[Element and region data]
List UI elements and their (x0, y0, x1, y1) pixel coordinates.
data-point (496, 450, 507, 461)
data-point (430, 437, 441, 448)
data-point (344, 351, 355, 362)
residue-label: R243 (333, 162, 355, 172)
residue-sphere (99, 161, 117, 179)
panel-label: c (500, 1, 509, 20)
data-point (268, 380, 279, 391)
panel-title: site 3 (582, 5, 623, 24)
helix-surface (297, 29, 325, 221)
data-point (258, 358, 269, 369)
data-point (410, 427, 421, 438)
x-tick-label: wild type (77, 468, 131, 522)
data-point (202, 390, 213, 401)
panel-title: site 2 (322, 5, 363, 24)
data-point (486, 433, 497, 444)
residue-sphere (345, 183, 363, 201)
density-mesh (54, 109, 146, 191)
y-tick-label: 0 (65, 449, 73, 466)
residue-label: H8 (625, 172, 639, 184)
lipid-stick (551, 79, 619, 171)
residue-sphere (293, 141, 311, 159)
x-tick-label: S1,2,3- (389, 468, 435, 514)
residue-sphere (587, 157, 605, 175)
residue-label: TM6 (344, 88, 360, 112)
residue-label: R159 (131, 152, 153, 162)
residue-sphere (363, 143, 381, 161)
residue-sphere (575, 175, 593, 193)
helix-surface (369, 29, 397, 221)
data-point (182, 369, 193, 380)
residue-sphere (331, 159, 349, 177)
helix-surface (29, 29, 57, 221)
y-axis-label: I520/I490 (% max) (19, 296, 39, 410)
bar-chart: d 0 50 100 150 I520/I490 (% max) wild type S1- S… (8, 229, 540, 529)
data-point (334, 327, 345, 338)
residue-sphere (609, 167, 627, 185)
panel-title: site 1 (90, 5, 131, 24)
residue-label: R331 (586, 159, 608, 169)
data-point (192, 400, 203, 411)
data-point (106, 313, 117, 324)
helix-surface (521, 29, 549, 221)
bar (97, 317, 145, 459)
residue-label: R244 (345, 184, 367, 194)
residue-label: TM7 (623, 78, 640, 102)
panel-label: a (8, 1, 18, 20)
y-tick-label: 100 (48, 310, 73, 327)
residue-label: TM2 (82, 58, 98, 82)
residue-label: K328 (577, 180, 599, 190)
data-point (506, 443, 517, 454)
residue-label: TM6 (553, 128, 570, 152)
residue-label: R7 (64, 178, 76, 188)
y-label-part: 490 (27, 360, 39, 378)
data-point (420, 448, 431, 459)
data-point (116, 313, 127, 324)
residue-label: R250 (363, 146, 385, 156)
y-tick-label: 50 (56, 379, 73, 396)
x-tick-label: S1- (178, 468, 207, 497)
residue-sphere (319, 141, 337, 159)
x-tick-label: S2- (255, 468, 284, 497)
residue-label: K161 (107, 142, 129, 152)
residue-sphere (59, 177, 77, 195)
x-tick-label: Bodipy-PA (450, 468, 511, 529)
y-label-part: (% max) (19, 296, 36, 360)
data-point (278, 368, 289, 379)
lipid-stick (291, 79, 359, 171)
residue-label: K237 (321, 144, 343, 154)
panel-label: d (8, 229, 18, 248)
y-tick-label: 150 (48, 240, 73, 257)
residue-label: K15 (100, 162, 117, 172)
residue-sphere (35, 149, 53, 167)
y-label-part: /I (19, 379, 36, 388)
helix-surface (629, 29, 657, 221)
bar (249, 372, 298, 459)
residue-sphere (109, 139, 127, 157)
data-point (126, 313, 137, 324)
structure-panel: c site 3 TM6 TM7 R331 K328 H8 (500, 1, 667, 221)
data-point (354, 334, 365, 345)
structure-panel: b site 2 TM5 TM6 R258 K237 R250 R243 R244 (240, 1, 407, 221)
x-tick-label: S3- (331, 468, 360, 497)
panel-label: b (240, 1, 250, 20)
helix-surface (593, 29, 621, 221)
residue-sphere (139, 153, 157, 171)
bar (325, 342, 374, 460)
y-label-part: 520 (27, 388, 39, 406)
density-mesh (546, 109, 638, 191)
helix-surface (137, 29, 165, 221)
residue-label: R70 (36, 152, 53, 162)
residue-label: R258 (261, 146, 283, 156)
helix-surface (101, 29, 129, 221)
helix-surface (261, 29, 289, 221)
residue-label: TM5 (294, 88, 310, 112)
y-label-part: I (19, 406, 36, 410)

## WHAT YOU ARE ASKED TO DO
Reproduce every line of the records with each "helix-surface" swapped for "helix-ribbon", changing nothing else.

## THE RESULT
List UI elements and their (x0, y0, x1, y1) pixel coordinates.
data-point (496, 450, 507, 461)
data-point (430, 437, 441, 448)
data-point (344, 351, 355, 362)
residue-label: R243 (333, 162, 355, 172)
residue-sphere (99, 161, 117, 179)
panel-label: c (500, 1, 509, 20)
data-point (268, 380, 279, 391)
panel-title: site 3 (582, 5, 623, 24)
helix-ribbon (297, 29, 325, 221)
data-point (258, 358, 269, 369)
data-point (410, 427, 421, 438)
x-tick-label: wild type (77, 468, 131, 522)
data-point (202, 390, 213, 401)
panel-title: site 2 (322, 5, 363, 24)
data-point (486, 433, 497, 444)
residue-sphere (345, 183, 363, 201)
density-mesh (54, 109, 146, 191)
y-tick-label: 0 (65, 449, 73, 466)
residue-label: H8 (625, 172, 639, 184)
lipid-stick (551, 79, 619, 171)
residue-sphere (293, 141, 311, 159)
x-tick-label: S1,2,3- (389, 468, 435, 514)
residue-sphere (587, 157, 605, 175)
residue-label: TM6 (344, 88, 360, 112)
residue-label: R159 (131, 152, 153, 162)
residue-sphere (363, 143, 381, 161)
residue-sphere (575, 175, 593, 193)
helix-ribbon (369, 29, 397, 221)
data-point (182, 369, 193, 380)
residue-sphere (331, 159, 349, 177)
helix-ribbon (29, 29, 57, 221)
y-axis-label: I520/I490 (% max) (19, 296, 39, 410)
bar-chart: d 0 50 100 150 I520/I490 (% max) wild type S1- S… (8, 229, 540, 529)
data-point (334, 327, 345, 338)
residue-sphere (609, 167, 627, 185)
panel-title: site 1 (90, 5, 131, 24)
residue-label: R331 (586, 159, 608, 169)
data-point (192, 400, 203, 411)
data-point (106, 313, 117, 324)
helix-ribbon (521, 29, 549, 221)
bar (97, 317, 145, 459)
residue-label: R244 (345, 184, 367, 194)
residue-label: TM7 (623, 78, 640, 102)
panel-label: a (8, 1, 18, 20)
y-tick-label: 100 (48, 310, 73, 327)
residue-label: TM2 (82, 58, 98, 82)
residue-label: K328 (577, 180, 599, 190)
data-point (506, 443, 517, 454)
residue-label: TM6 (553, 128, 570, 152)
residue-label: R7 (64, 178, 76, 188)
y-label-part: 490 (27, 360, 39, 378)
data-point (420, 448, 431, 459)
data-point (116, 313, 127, 324)
residue-label: R250 (363, 146, 385, 156)
y-tick-label: 50 (56, 379, 73, 396)
x-tick-label: S1- (178, 468, 207, 497)
residue-sphere (319, 141, 337, 159)
x-tick-label: S2- (255, 468, 284, 497)
residue-label: K161 (107, 142, 129, 152)
residue-sphere (59, 177, 77, 195)
x-tick-label: Bodipy-PA (450, 468, 511, 529)
y-label-part: (% max) (19, 296, 36, 360)
data-point (278, 368, 289, 379)
lipid-stick (291, 79, 359, 171)
residue-label: K237 (321, 144, 343, 154)
panel-label: d (8, 229, 18, 248)
y-tick-label: 150 (48, 240, 73, 257)
residue-label: K15 (100, 162, 117, 172)
residue-sphere (35, 149, 53, 167)
y-label-part: /I (19, 379, 36, 388)
helix-ribbon (629, 29, 657, 221)
bar (249, 372, 298, 459)
residue-sphere (109, 139, 127, 157)
data-point (126, 313, 137, 324)
structure-panel: c site 3 TM6 TM7 R331 K328 H8 (500, 1, 667, 221)
data-point (354, 334, 365, 345)
structure-panel: b site 2 TM5 TM6 R258 K237 R250 R243 R244 (240, 1, 407, 221)
x-tick-label: S3- (331, 468, 360, 497)
panel-label: b (240, 1, 250, 20)
helix-ribbon (593, 29, 621, 221)
residue-sphere (139, 153, 157, 171)
bar (325, 342, 374, 460)
y-label-part: 520 (27, 388, 39, 406)
density-mesh (546, 109, 638, 191)
helix-ribbon (137, 29, 165, 221)
residue-label: R70 (36, 152, 53, 162)
residue-label: R258 (261, 146, 283, 156)
helix-ribbon (101, 29, 129, 221)
helix-ribbon (261, 29, 289, 221)
residue-label: TM5 (294, 88, 310, 112)
y-label-part: I (19, 406, 36, 410)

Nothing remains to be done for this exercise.